Problem statement ▸ Find the word "поставщиков" in the material below and gather every line that contains it.

┄┄┄┄┄┄┄┄┄┄┄┄┄┄┄┄┄┄┄┄

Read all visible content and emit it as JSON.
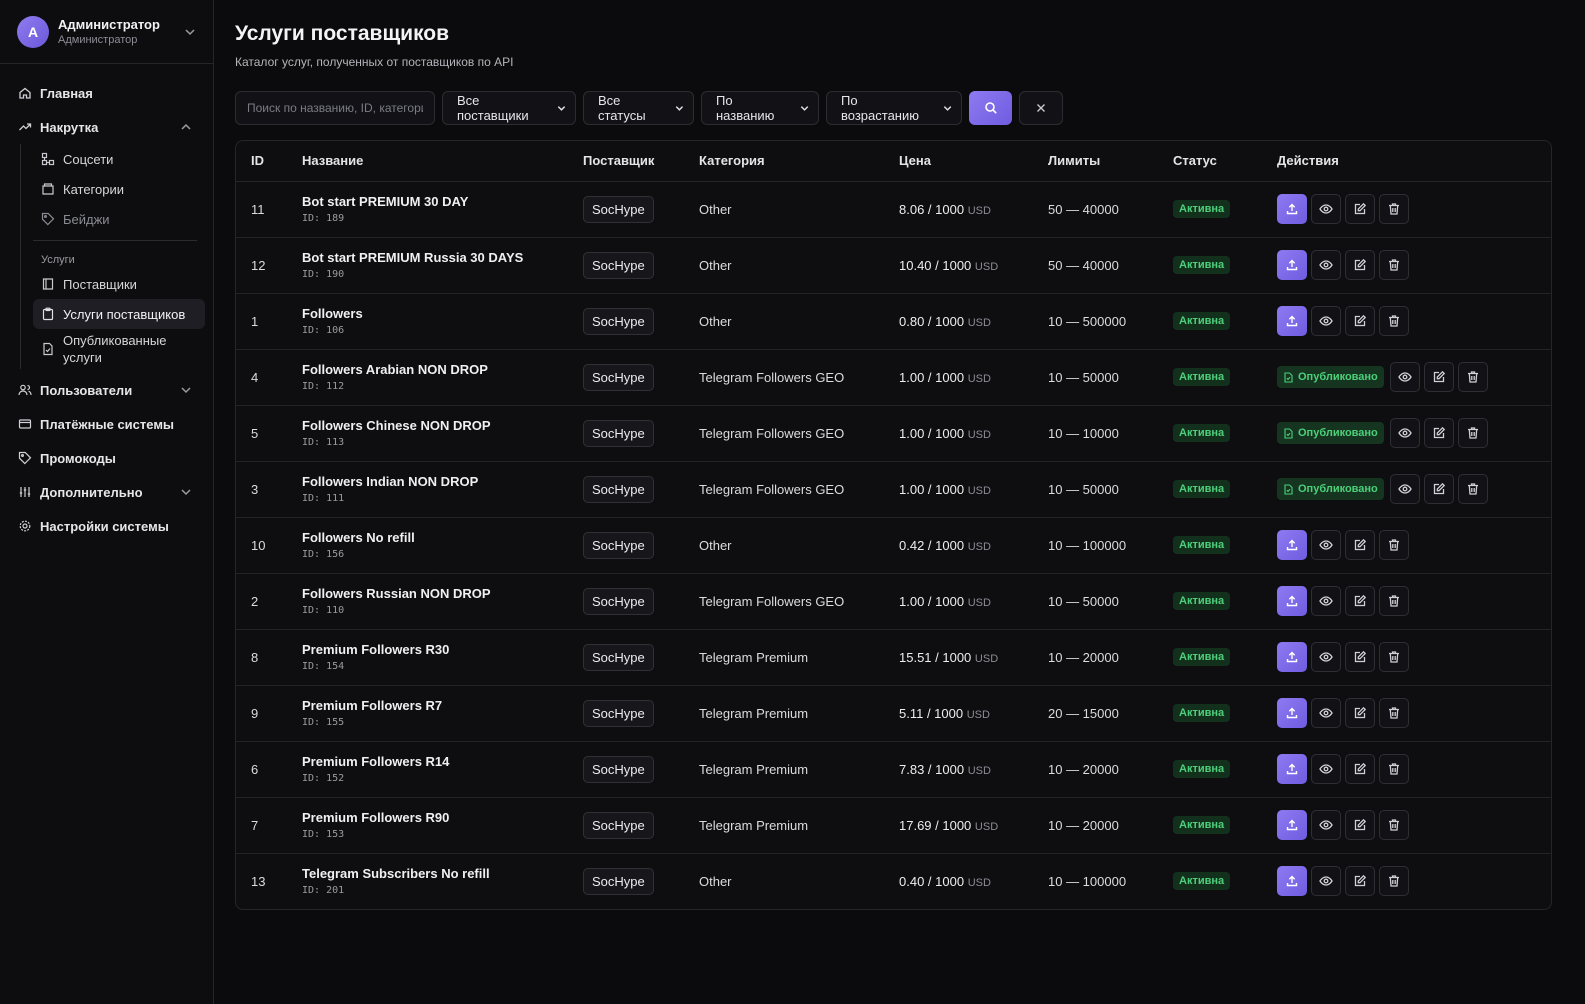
{
  "user": {
    "initial": "А",
    "name": "Администратор",
    "role": "Администратор"
  },
  "nav": {
    "home": "Главная",
    "boost": "Накрутка",
    "boost_sub": {
      "socials": "Соцсети",
      "categories": "Категории",
      "badges": "Бейджи"
    },
    "services_heading": "Услуги",
    "services_sub": {
      "suppliers": "Поставщики",
      "supplier_services": "Услуги поставщиков",
      "published": "Опубликованные услуги"
    },
    "users": "Пользователи",
    "payments": "Платёжные системы",
    "promo": "Промокоды",
    "extra": "Дополнительно",
    "settings": "Настройки системы"
  },
  "page": {
    "title": "Услуги поставщиков",
    "subtitle": "Каталог услуг, полученных от поставщиков по API"
  },
  "filters": {
    "search_placeholder": "Поиск по названию, ID, категории",
    "supplier": "Все поставщики",
    "status": "Все статусы",
    "sort_field": "По названию",
    "sort_order": "По возрастанию"
  },
  "table": {
    "headers": {
      "id": "ID",
      "name": "Название",
      "supplier": "Поставщик",
      "category": "Категория",
      "price": "Цена",
      "limits": "Лимиты",
      "status": "Статус",
      "actions": "Действия"
    },
    "currency": "USD",
    "published_label": "Опубликовано",
    "rows": [
      {
        "id": "11",
        "name": "Bot start PREMIUM 30 DAY",
        "sub_id": "ID: 189",
        "supplier": "SocHype",
        "category": "Other",
        "price": "8.06 / 1000",
        "limits": "50 — 40000",
        "status": "Активна",
        "published": false
      },
      {
        "id": "12",
        "name": "Bot start PREMIUM Russia 30 DAYS",
        "sub_id": "ID: 190",
        "supplier": "SocHype",
        "category": "Other",
        "price": "10.40 / 1000",
        "limits": "50 — 40000",
        "status": "Активна",
        "published": false
      },
      {
        "id": "1",
        "name": "Followers",
        "sub_id": "ID: 106",
        "supplier": "SocHype",
        "category": "Other",
        "price": "0.80 / 1000",
        "limits": "10 — 500000",
        "status": "Активна",
        "published": false
      },
      {
        "id": "4",
        "name": "Followers Arabian NON DROP",
        "sub_id": "ID: 112",
        "supplier": "SocHype",
        "category": "Telegram Followers GEO",
        "price": "1.00 / 1000",
        "limits": "10 — 50000",
        "status": "Активна",
        "published": true
      },
      {
        "id": "5",
        "name": "Followers Chinese NON DROP",
        "sub_id": "ID: 113",
        "supplier": "SocHype",
        "category": "Telegram Followers GEO",
        "price": "1.00 / 1000",
        "limits": "10 — 10000",
        "status": "Активна",
        "published": true
      },
      {
        "id": "3",
        "name": "Followers Indian NON DROP",
        "sub_id": "ID: 111",
        "supplier": "SocHype",
        "category": "Telegram Followers GEO",
        "price": "1.00 / 1000",
        "limits": "10 — 50000",
        "status": "Активна",
        "published": true
      },
      {
        "id": "10",
        "name": "Followers No refill",
        "sub_id": "ID: 156",
        "supplier": "SocHype",
        "category": "Other",
        "price": "0.42 / 1000",
        "limits": "10 — 100000",
        "status": "Активна",
        "published": false
      },
      {
        "id": "2",
        "name": "Followers Russian NON DROP",
        "sub_id": "ID: 110",
        "supplier": "SocHype",
        "category": "Telegram Followers GEO",
        "price": "1.00 / 1000",
        "limits": "10 — 50000",
        "status": "Активна",
        "published": false
      },
      {
        "id": "8",
        "name": "Premium Followers R30",
        "sub_id": "ID: 154",
        "supplier": "SocHype",
        "category": "Telegram Premium",
        "price": "15.51 / 1000",
        "limits": "10 — 20000",
        "status": "Активна",
        "published": false
      },
      {
        "id": "9",
        "name": "Premium Followers R7",
        "sub_id": "ID: 155",
        "supplier": "SocHype",
        "category": "Telegram Premium",
        "price": "5.11 / 1000",
        "limits": "20 — 15000",
        "status": "Активна",
        "published": false
      },
      {
        "id": "6",
        "name": "Premium Followers R14",
        "sub_id": "ID: 152",
        "supplier": "SocHype",
        "category": "Telegram Premium",
        "price": "7.83 / 1000",
        "limits": "10 — 20000",
        "status": "Активна",
        "published": false
      },
      {
        "id": "7",
        "name": "Premium Followers R90",
        "sub_id": "ID: 153",
        "supplier": "SocHype",
        "category": "Telegram Premium",
        "price": "17.69 / 1000",
        "limits": "10 — 20000",
        "status": "Активна",
        "published": false
      },
      {
        "id": "13",
        "name": "Telegram Subscribers No refill",
        "sub_id": "ID: 201",
        "supplier": "SocHype",
        "category": "Other",
        "price": "0.40 / 1000",
        "limits": "10 — 100000",
        "status": "Активна",
        "published": false
      }
    ]
  },
  "colors": {
    "accent": "#7c68e8",
    "active_badge": "#4cd07a",
    "background": "#0b0b0d"
  }
}
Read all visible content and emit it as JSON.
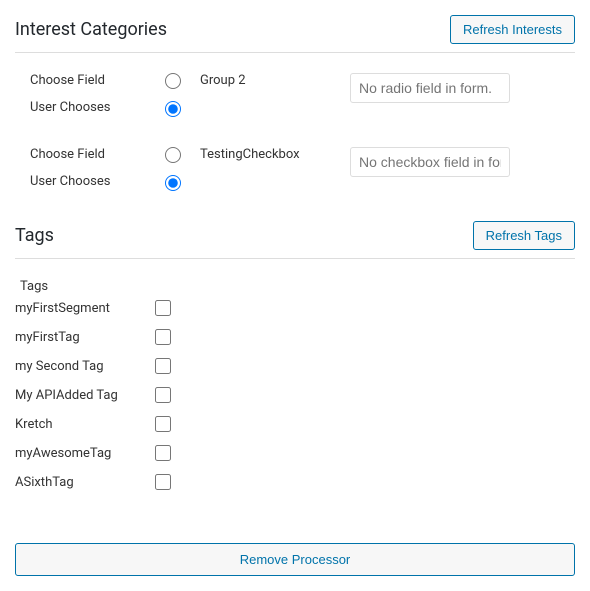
{
  "interest": {
    "title": "Interest Categories",
    "refresh_label": "Refresh Interests",
    "choose_field_label": "Choose Field",
    "user_chooses_label": "User Chooses",
    "groups": [
      {
        "name": "Group 2",
        "placeholder": "No radio field in form."
      },
      {
        "name": "TestingCheckbox",
        "placeholder": "No checkbox field in form."
      }
    ]
  },
  "tags": {
    "title": "Tags",
    "refresh_label": "Refresh Tags",
    "header_label": "Tags",
    "items": [
      "myFirstSegment",
      "myFirstTag",
      "my Second Tag",
      "My APIAdded Tag",
      "Kretch",
      "myAwesomeTag",
      "ASixthTag"
    ]
  },
  "remove_label": "Remove Processor"
}
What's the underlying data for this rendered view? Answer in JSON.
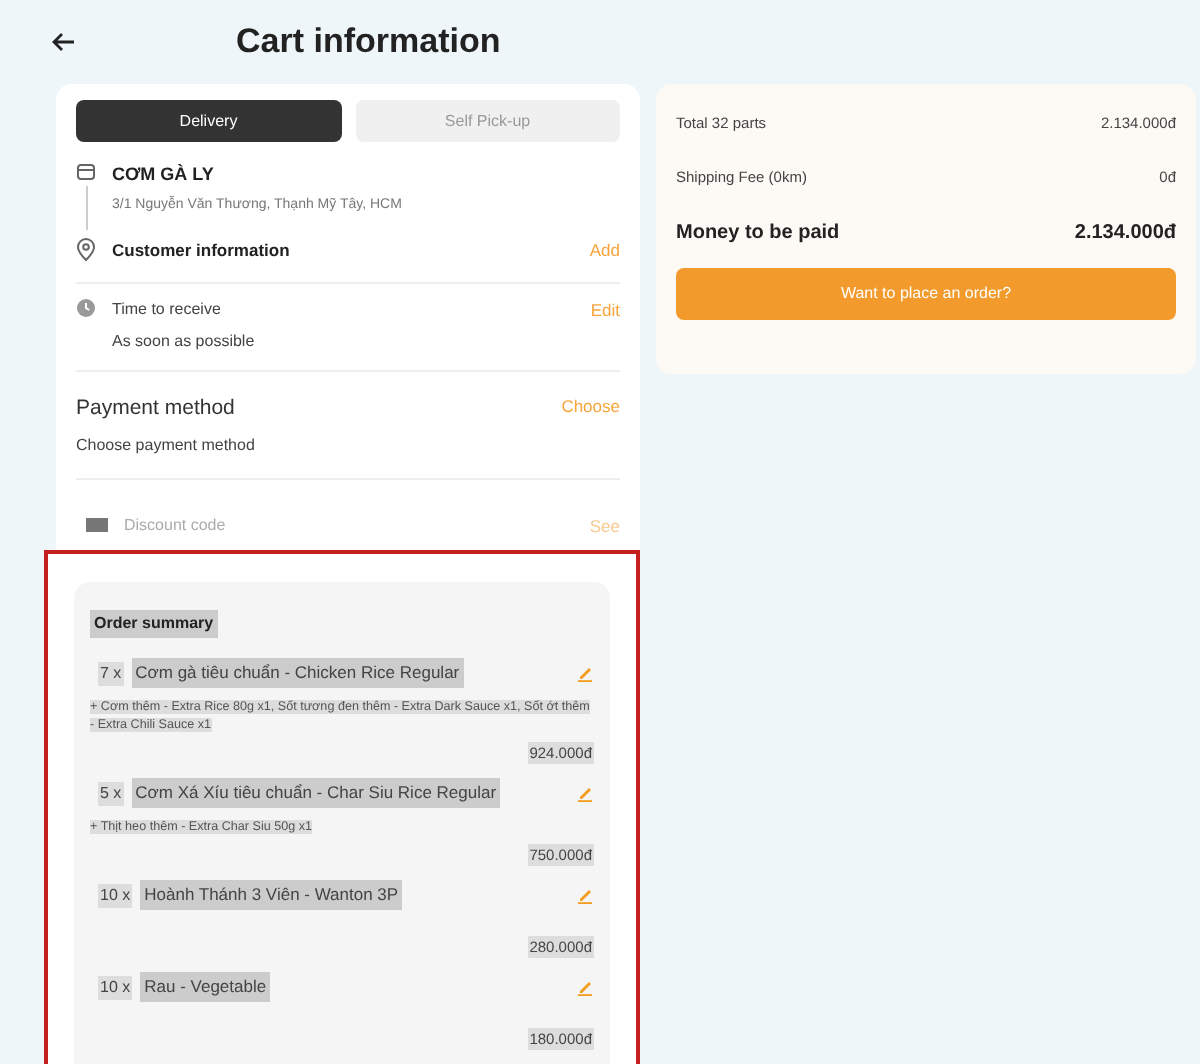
{
  "header": {
    "title": "Cart information"
  },
  "tabs": [
    {
      "label": "Delivery",
      "selected": true
    },
    {
      "label": "Self Pick-up",
      "selected": false
    }
  ],
  "store": {
    "name": "CƠM GÀ LY",
    "address": "3/1 Nguyễn Văn Thương, Thạnh Mỹ Tây, HCM"
  },
  "customer": {
    "label": "Customer information",
    "action": "Add"
  },
  "time": {
    "label": "Time to receive",
    "value": "As soon as possible",
    "action": "Edit"
  },
  "payment": {
    "label": "Payment method",
    "value": "Choose payment method",
    "action": "Choose"
  },
  "discount": {
    "label": "Discount code",
    "action": "See"
  },
  "order_summary": {
    "title": "Order summary",
    "items": [
      {
        "qty": "7 x",
        "name": "Cơm gà tiêu chuẩn - Chicken Rice Regular",
        "options": "+ Cơm thêm - Extra Rice 80g x1, Sốt tương đen thêm - Extra Dark Sauce x1, Sốt ớt thêm - Extra Chili Sauce x1",
        "price": "924.000đ"
      },
      {
        "qty": "5 x",
        "name": "Cơm Xá Xíu tiêu chuẩn - Char Siu Rice Regular",
        "options": "+ Thịt heo thêm - Extra Char Siu 50g x1",
        "price": "750.000đ"
      },
      {
        "qty": "10 x",
        "name": "Hoành Thánh 3 Viên - Wanton 3P",
        "price": "280.000đ"
      },
      {
        "qty": "10 x",
        "name": "Rau - Vegetable",
        "price": "180.000đ"
      }
    ]
  },
  "totals": {
    "rows": [
      {
        "label": "Total 32 parts",
        "value": "2.134.000đ"
      },
      {
        "label": "Shipping Fee (0km)",
        "value": "0đ"
      }
    ],
    "grand_label": "Money to be paid",
    "grand_value": "2.134.000đ",
    "button": "Want to place an order?"
  }
}
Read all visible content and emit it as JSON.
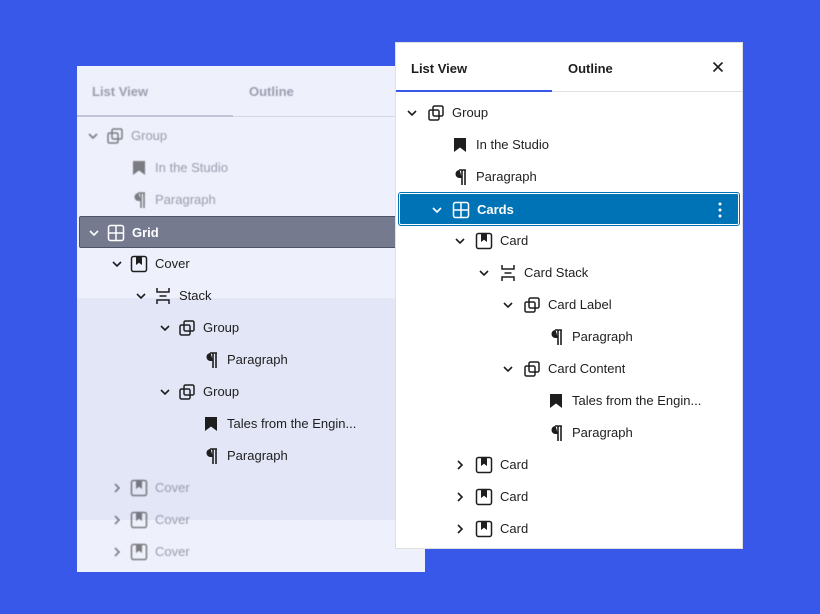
{
  "back_panel": {
    "tabs": [
      "List View",
      "Outline"
    ],
    "rows": [
      {
        "label": "Group",
        "icon": "group-icon",
        "chevron": "down",
        "faded": true
      },
      {
        "label": "In the Studio",
        "icon": "bookmark-icon",
        "chevron": "none",
        "faded": true
      },
      {
        "label": "Paragraph",
        "icon": "paragraph-icon",
        "chevron": "none",
        "faded": true
      },
      {
        "label": "Grid",
        "icon": "grid-icon",
        "chevron": "down",
        "selected": true
      },
      {
        "label": "Cover",
        "icon": "cover-icon",
        "chevron": "down"
      },
      {
        "label": "Stack",
        "icon": "stack-icon",
        "chevron": "down"
      },
      {
        "label": "Group",
        "icon": "group-icon",
        "chevron": "down"
      },
      {
        "label": "Paragraph",
        "icon": "paragraph-icon",
        "chevron": "none"
      },
      {
        "label": "Group",
        "icon": "group-icon",
        "chevron": "down"
      },
      {
        "label": "Tales from the Engin...",
        "icon": "bookmark-icon",
        "chevron": "none"
      },
      {
        "label": "Paragraph",
        "icon": "paragraph-icon",
        "chevron": "none"
      },
      {
        "label": "Cover",
        "icon": "cover-icon",
        "chevron": "right",
        "faded": true
      },
      {
        "label": "Cover",
        "icon": "cover-icon",
        "chevron": "right",
        "faded": true
      },
      {
        "label": "Cover",
        "icon": "cover-icon",
        "chevron": "right",
        "faded": true
      }
    ]
  },
  "front_panel": {
    "tabs": [
      "List View",
      "Outline"
    ],
    "close_label": "close",
    "rows": [
      {
        "label": "Group",
        "icon": "group-icon",
        "chevron": "down"
      },
      {
        "label": "In the Studio",
        "icon": "bookmark-icon",
        "chevron": "none"
      },
      {
        "label": "Paragraph",
        "icon": "paragraph-icon",
        "chevron": "none"
      },
      {
        "label": "Cards",
        "icon": "grid-icon",
        "chevron": "down",
        "selected": true
      },
      {
        "label": "Card",
        "icon": "cover-icon",
        "chevron": "down"
      },
      {
        "label": "Card Stack",
        "icon": "stack-icon",
        "chevron": "down"
      },
      {
        "label": "Card Label",
        "icon": "group-icon",
        "chevron": "down"
      },
      {
        "label": "Paragraph",
        "icon": "paragraph-icon",
        "chevron": "none"
      },
      {
        "label": "Card Content",
        "icon": "group-icon",
        "chevron": "down"
      },
      {
        "label": "Tales from the Engin...",
        "icon": "bookmark-icon",
        "chevron": "none"
      },
      {
        "label": "Paragraph",
        "icon": "paragraph-icon",
        "chevron": "none"
      },
      {
        "label": "Card",
        "icon": "cover-icon",
        "chevron": "right"
      },
      {
        "label": "Card",
        "icon": "cover-icon",
        "chevron": "right"
      },
      {
        "label": "Card",
        "icon": "cover-icon",
        "chevron": "right"
      }
    ]
  },
  "colors": {
    "background": "#3858e9",
    "selected_front": "#0073b7",
    "selected_back": "#757a8f"
  }
}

┄┄┄┄┄┄┄┄┄┄┄┄┄┄┄┄┄┄┄┄

Solution to the problem ▸
      "supplier_services": "Услуги поставщиков",
    "title": "Услуги поставщиков",
    "subtitle": "Каталог услуг, полученных от поставщиков по API"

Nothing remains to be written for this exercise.